Records contained in a dataset:
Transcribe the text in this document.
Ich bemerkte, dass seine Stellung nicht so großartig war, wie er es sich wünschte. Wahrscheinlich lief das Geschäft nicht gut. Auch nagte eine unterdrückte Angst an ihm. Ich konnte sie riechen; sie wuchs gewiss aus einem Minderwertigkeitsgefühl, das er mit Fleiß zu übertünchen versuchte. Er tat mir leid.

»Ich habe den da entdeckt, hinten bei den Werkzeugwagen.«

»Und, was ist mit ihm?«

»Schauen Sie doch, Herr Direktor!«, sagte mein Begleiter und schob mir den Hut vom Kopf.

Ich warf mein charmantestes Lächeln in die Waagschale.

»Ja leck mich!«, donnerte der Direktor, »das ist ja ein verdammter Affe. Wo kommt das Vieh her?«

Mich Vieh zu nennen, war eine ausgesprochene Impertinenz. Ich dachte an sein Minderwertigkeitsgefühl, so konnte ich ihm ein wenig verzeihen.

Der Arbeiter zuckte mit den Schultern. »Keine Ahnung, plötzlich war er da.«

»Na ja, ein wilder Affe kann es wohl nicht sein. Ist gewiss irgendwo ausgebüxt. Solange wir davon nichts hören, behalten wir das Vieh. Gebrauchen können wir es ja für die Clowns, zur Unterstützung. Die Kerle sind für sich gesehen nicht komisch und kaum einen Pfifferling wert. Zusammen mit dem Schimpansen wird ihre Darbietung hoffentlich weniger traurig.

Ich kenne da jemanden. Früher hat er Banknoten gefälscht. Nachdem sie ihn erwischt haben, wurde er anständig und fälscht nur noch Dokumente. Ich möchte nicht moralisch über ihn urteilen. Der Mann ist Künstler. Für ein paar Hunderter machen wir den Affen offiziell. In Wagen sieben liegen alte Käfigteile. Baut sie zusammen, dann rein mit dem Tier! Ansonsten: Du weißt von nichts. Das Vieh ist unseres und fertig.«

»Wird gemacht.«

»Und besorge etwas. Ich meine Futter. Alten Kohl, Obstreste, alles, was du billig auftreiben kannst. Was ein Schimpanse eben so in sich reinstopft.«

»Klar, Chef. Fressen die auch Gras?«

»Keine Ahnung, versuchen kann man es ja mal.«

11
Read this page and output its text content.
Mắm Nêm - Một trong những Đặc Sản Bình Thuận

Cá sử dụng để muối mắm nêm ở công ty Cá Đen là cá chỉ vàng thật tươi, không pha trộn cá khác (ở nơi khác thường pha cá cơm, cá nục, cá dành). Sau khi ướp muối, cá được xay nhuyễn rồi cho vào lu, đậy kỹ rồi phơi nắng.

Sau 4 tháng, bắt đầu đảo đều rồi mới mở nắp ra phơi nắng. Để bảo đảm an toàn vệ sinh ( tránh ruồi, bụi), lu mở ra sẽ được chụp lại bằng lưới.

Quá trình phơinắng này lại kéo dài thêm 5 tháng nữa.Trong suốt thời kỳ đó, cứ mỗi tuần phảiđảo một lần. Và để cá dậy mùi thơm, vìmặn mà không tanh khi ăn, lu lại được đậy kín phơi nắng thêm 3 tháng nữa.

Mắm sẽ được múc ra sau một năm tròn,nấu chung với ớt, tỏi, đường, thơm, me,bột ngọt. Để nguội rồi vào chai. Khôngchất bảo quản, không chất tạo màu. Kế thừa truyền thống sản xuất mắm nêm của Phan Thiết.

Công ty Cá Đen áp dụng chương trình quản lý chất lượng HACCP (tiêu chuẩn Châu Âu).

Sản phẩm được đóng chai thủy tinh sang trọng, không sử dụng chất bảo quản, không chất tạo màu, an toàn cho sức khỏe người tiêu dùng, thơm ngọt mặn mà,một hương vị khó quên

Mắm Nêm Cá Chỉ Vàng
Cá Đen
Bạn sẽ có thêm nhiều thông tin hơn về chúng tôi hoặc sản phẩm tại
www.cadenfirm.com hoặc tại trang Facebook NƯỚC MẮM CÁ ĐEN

PROBLEM TO WORK ON: Using the exact wording, write out all of the records.

ANSWER TO THE EXERCISE:
Transcribe the text in this document.
Ich bemerkte, dass seine Stellung nicht so großartig war, wie er es sich wünschte. Wahrscheinlich lief das Geschäft nicht gut. Auch nagte eine unterdrückte Angst an ihm. Ich konnte sie riechen; sie wuchs gewiss aus einem Minderwertigkeitsgefühl, das er mit Fleiß zu übertünchen versuchte. Er tat mir leid.

»Ich habe den da entdeckt, hinten bei den Werkzeugwagen.«

»Und, was ist mit ihm?«

»Schauen Sie doch, Herr Direktor!«, sagte mein Begleiter und schob mir den Hut vom Kopf.

Ich warf mein charmantestes Lächeln in die Waagschale.

»Ja leck mich!«, donnerte der Direktor, »das ist ja ein verdammter Affe. Wo kommt das Vieh her?«

Mich Vieh zu nennen, war eine ausgesprochene Impertinenz. Ich dachte an sein Minderwertigkeitsgefühl, so konnte ich ihm ein wenig verzeihen.

Der Arbeiter zuckte mit den Schultern. »Keine Ahnung, plötzlich war er da.«

»Na ja, ein wilder Affe kann es wohl nicht sein. Ist gewiss irgendwo ausgebüxt. Solange wir davon nichts hören, behalten wir das Vieh. Gebrauchen können wir es ja für die Clowns, zur Unterstützung. Die Kerle sind für sich gesehen nicht komisch und kaum einen Pfifferling wert. Zusammen mit dem Schimpansen wird ihre Darbietung hoffentlich weniger traurig.

Ich kenne da jemanden. Früher hat er Banknoten gefälscht. Nachdem sie ihn erwischt haben, wurde er anständig und fälscht nur noch Dokumente. Ich möchte nicht moralisch über ihn urteilen. Der Mann ist Künstler. Für ein paar Hunderter machen wir den Affen offiziell. In Wagen sieben liegen alte Käfigteile. Baut sie zusammen, dann rein mit dem Tier! Ansonsten: Du weißt von nichts. Das Vieh ist unseres und fertig.«

»Wird gemacht.«

»Und besorge etwas. Ich meine Futter. Alten Kohl, Obstreste, alles, was du billig auftreiben kannst. Was ein Schimpanse eben so in sich reinstopft.«

»Klar, Chef. Fressen die auch Gras?«

»Keine Ahnung, versuchen kann man es ja mal.«

11
Read this page and output its text content.
Mắm Nêm - Một trong những Đặc Sản Bình Thuận

Cá sử dụng để muối mắm nêm ở công ty Cá Đen là cá chỉ vàng thật tươi, không pha trộn cá khác (ở nơi khác thường pha cá cơm, cá nục, cá dành). Sau khi ướp muối, cá được xay nhuyễn rồi cho vào lu, đậy kỹ rồi phơi nắng.

Sau 4 tháng, bắt đầu đảo đều rồi mới mở nắp ra phơi nắng. Để bảo đảm an toàn vệ sinh ( tránh ruồi, bụi), lu mở ra sẽ được chụp lại bằng lưới.

Quá trình phơinắng này lại kéo dài thêm 5 tháng nữa.Trong suốt thời kỳ đó, cứ mỗi tuần phảiđảo một lần. Và để cá dậy mùi thơm, vìmặn mà không tanh khi ăn, lu lại được đậy kín phơi nắng thêm 3 tháng nữa.

Mắm sẽ được múc ra sau một năm tròn,nấu chung với ớt, tỏi, đường, thơm, me,bột ngọt. Để nguội rồi vào chai. Khôngchất bảo quản, không chất tạo màu. Kế thừa truyền thống sản xuất mắm nêm của Phan Thiết.

Công ty Cá Đen áp dụng chương trình quản lý chất lượng HACCP (tiêu chuẩn Châu Âu).

Sản phẩm được đóng chai thủy tinh sang trọng, không sử dụng chất bảo quản, không chất tạo màu, an toàn cho sức khỏe người tiêu dùng, thơm ngọt mặn mà,một hương vị khó quên

Mắm Nêm Cá Chỉ Vàng
Cá Đen
Bạn sẽ có thêm nhiều thông tin hơn về chúng tôi hoặc sản phẩm tại
www.cadenfirm.com hoặc tại trang Facebook NƯỚC MẮM CÁ ĐEN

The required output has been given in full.